### Material for this exercise
• • • • •

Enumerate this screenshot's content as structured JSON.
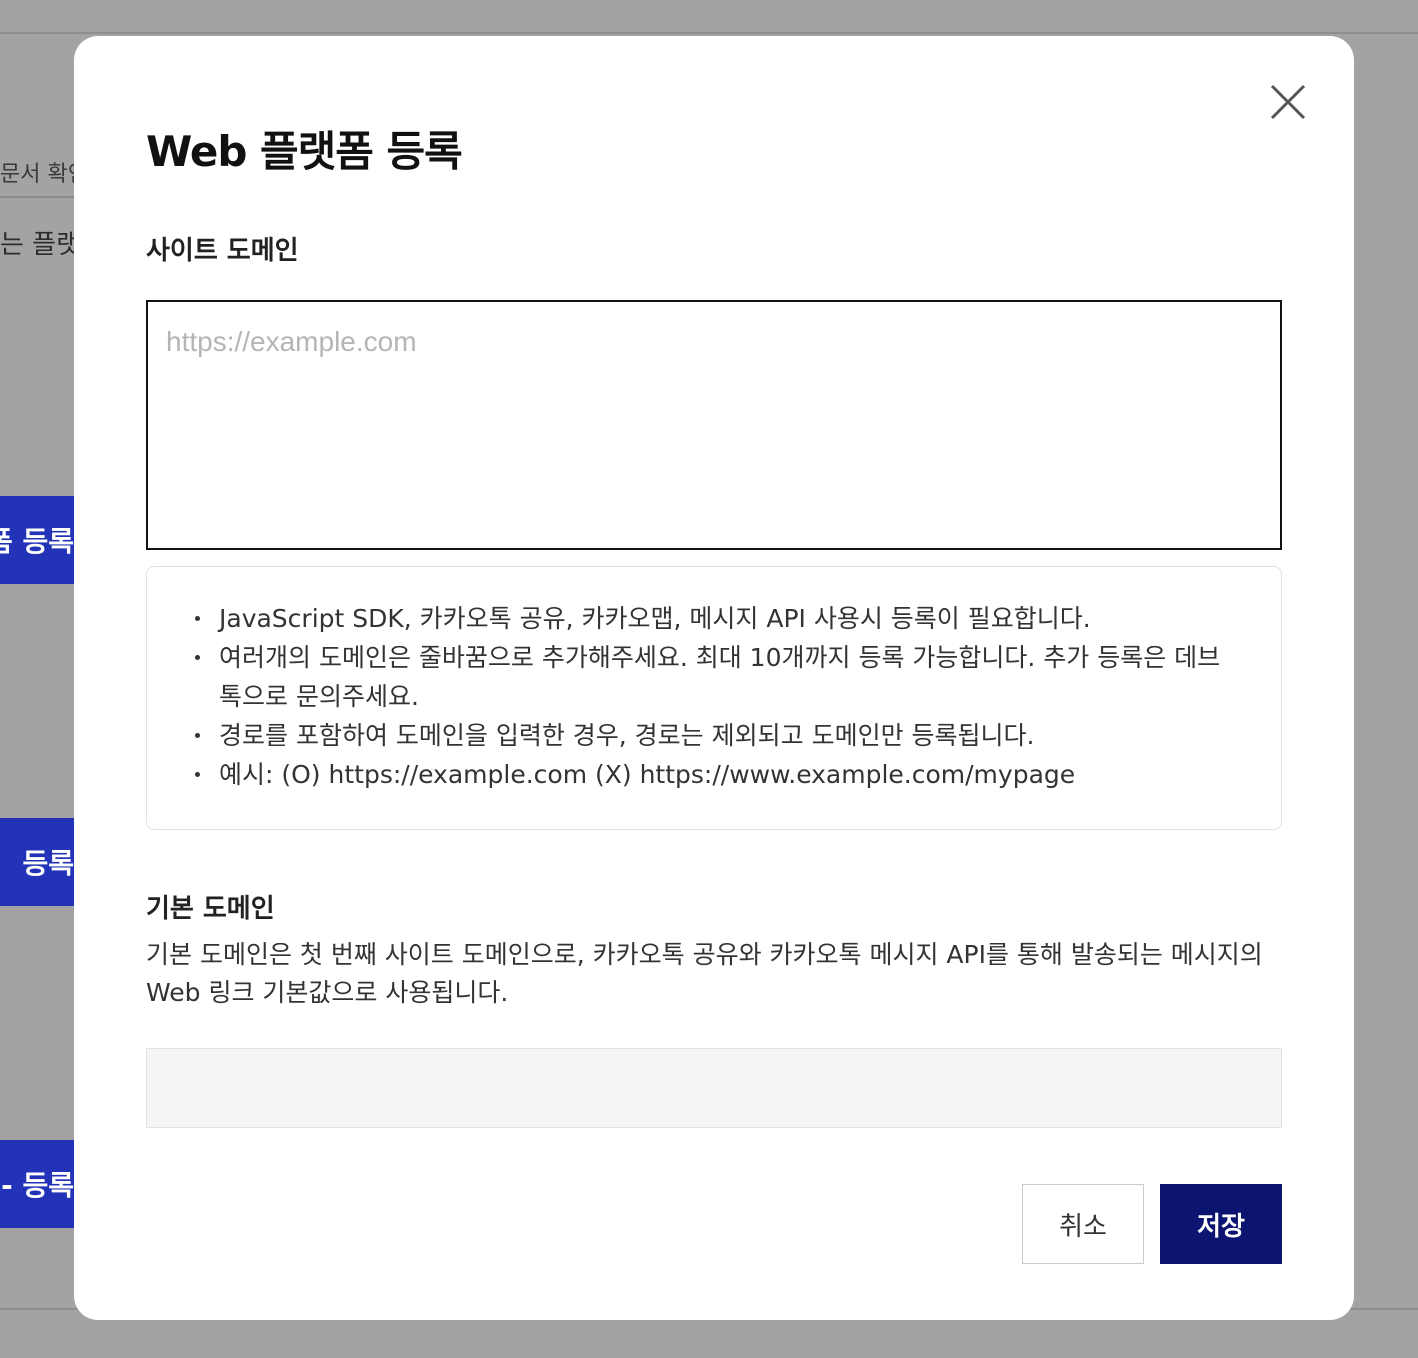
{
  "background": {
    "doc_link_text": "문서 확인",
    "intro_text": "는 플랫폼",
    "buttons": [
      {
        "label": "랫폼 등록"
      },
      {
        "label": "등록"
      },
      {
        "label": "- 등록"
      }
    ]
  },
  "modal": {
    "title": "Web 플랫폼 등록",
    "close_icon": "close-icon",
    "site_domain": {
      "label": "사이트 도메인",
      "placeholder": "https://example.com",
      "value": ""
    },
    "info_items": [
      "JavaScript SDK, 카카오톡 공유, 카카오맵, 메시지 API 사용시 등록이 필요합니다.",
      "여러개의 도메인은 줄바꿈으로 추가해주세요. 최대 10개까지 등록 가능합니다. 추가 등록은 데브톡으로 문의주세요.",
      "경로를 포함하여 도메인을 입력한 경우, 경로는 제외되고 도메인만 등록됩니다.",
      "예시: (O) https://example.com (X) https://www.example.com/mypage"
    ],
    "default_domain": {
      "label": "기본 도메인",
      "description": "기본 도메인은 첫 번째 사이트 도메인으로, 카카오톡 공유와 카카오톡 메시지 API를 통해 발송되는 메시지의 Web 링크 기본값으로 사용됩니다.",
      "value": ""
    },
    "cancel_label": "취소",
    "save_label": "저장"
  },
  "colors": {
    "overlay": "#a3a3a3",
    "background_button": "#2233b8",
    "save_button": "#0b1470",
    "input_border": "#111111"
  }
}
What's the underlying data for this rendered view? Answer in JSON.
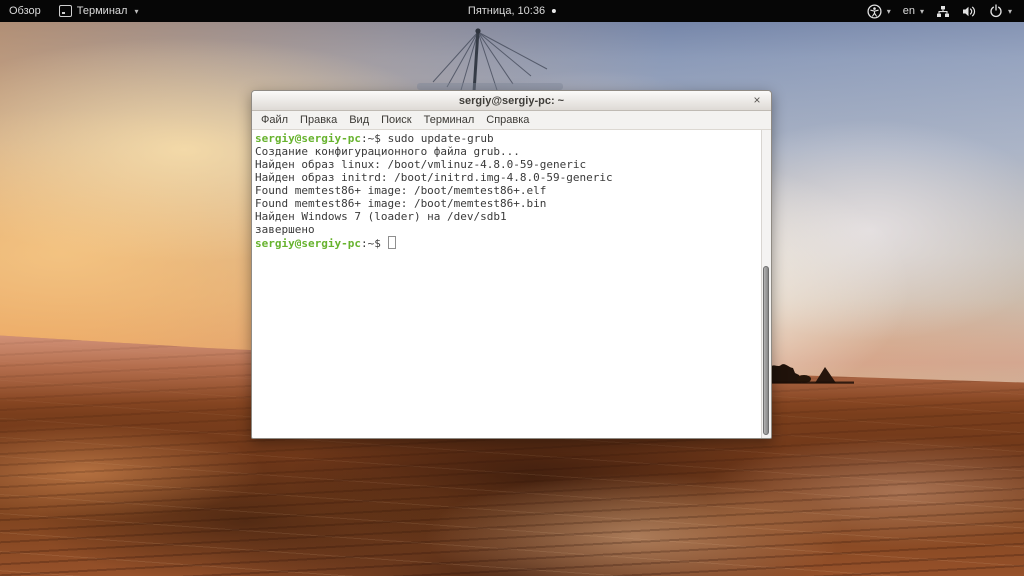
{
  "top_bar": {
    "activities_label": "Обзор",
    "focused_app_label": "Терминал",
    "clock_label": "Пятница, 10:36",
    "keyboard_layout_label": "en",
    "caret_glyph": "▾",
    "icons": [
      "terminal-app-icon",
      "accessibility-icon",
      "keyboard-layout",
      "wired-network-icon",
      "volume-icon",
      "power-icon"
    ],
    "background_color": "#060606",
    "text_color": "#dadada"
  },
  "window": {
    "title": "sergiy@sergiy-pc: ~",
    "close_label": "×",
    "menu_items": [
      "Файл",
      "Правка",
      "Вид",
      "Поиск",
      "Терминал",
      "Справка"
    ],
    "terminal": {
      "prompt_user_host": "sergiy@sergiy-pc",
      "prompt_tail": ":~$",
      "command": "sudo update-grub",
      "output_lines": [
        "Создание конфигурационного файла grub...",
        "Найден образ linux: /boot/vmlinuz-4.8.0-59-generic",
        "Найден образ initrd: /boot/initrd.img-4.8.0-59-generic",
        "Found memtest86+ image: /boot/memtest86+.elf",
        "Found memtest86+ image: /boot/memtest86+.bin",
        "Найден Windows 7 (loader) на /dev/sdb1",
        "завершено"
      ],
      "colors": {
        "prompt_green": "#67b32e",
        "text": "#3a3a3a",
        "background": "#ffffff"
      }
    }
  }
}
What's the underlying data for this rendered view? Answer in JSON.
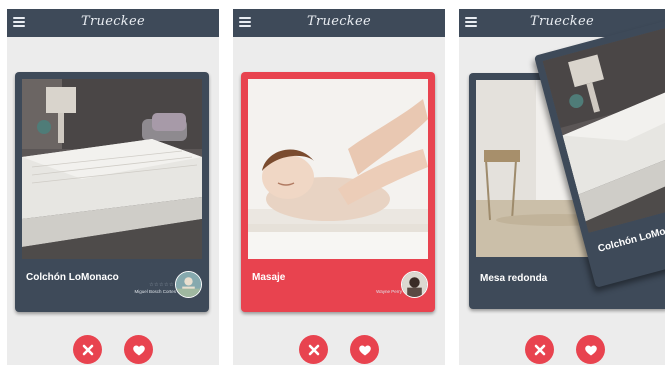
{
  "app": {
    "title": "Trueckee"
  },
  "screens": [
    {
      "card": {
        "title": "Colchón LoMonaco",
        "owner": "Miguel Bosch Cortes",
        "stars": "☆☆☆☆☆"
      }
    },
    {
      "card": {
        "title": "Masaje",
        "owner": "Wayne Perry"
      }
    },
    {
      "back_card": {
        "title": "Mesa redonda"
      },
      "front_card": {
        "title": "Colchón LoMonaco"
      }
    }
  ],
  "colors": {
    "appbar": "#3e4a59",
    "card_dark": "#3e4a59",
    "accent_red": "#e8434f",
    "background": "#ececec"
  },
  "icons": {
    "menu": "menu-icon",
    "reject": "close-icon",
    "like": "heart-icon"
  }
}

• • • • •

### Set problem
Track down the lines that include the word "generic" and copy them.

### Output
        "Найден образ linux: /boot/vmlinuz-4.8.0-59-generic",
        "Найден образ initrd: /boot/initrd.img-4.8.0-59-generic",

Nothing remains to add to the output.